* **What the task requires**: Copy each line of the records that holds the string "color".

* **Supplied records**:

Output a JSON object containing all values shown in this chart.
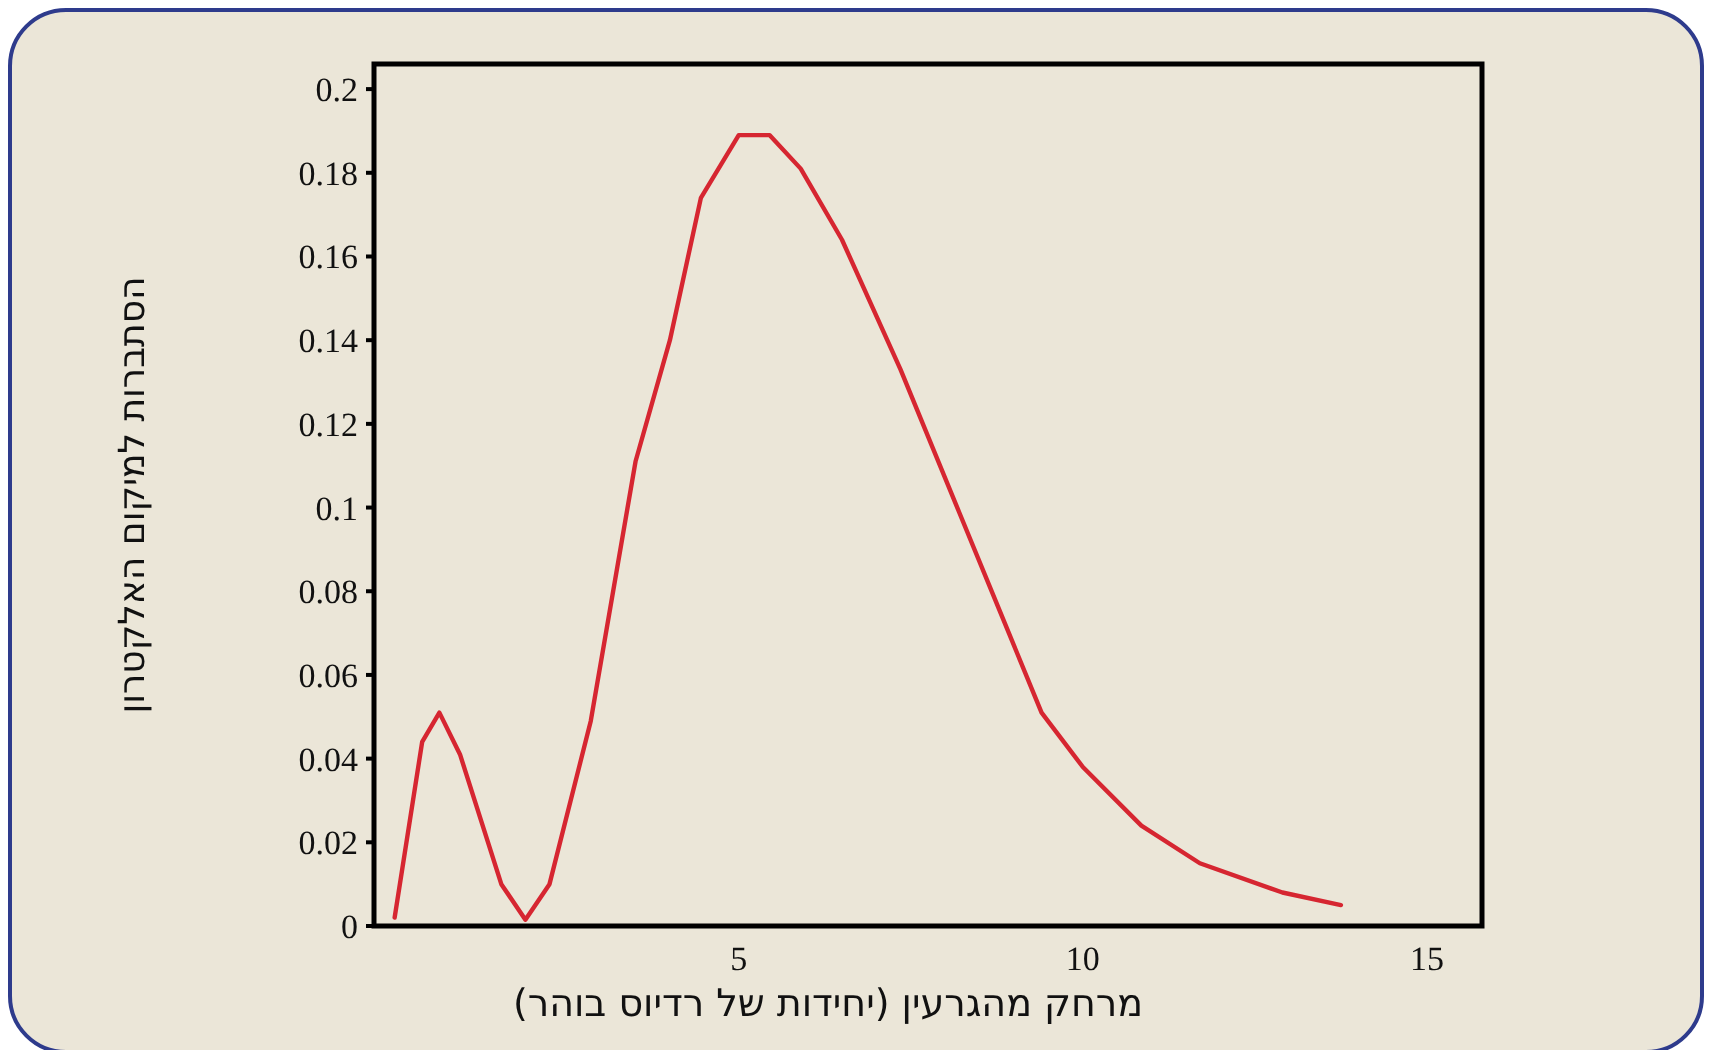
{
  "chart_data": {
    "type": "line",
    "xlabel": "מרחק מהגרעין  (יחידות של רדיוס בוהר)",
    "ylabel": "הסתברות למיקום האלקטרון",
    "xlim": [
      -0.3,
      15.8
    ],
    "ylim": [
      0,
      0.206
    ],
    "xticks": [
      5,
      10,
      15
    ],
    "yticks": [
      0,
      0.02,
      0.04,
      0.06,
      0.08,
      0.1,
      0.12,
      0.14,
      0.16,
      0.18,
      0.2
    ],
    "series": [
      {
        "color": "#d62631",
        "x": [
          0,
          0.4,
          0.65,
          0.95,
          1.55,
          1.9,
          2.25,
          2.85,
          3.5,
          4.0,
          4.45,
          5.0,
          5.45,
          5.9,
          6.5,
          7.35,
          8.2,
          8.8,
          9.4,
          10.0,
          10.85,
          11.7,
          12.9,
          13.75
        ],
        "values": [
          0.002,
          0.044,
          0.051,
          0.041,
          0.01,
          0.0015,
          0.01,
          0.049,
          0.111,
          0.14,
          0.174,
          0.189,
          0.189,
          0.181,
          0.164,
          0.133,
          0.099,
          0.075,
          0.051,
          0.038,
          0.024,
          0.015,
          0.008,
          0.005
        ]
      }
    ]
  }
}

--

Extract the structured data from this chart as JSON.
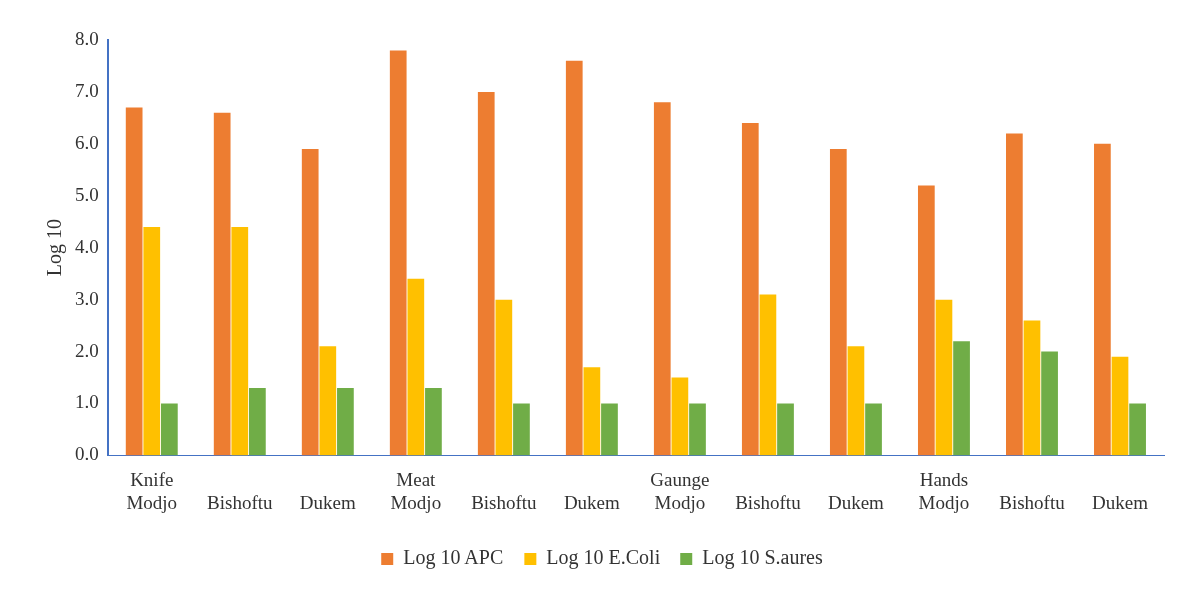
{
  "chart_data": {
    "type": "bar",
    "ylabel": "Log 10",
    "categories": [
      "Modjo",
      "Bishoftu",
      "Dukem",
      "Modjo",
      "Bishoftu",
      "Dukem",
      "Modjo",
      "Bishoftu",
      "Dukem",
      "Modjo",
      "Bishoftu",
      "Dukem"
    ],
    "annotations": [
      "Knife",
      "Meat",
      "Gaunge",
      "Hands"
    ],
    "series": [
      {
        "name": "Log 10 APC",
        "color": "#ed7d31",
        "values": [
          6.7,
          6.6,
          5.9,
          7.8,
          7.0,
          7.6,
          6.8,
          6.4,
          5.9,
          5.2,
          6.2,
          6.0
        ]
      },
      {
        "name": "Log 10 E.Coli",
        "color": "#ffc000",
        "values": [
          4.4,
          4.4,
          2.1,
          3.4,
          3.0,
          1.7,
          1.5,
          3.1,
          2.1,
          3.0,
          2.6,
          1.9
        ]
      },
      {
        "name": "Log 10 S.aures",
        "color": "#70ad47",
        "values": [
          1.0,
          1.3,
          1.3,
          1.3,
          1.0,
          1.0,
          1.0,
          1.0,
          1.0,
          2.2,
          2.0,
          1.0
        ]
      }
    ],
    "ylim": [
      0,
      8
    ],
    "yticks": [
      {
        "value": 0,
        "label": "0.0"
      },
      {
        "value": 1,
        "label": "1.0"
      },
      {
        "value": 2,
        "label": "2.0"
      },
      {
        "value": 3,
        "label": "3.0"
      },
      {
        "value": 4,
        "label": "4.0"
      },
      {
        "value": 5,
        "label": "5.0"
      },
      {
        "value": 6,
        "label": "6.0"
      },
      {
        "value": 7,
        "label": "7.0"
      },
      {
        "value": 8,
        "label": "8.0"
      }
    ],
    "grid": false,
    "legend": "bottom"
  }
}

* **Written reply**:
        "color": "#d62631",
        "color": "#ed7d31",
        "color": "#ffc000",
        "color": "#70ad47",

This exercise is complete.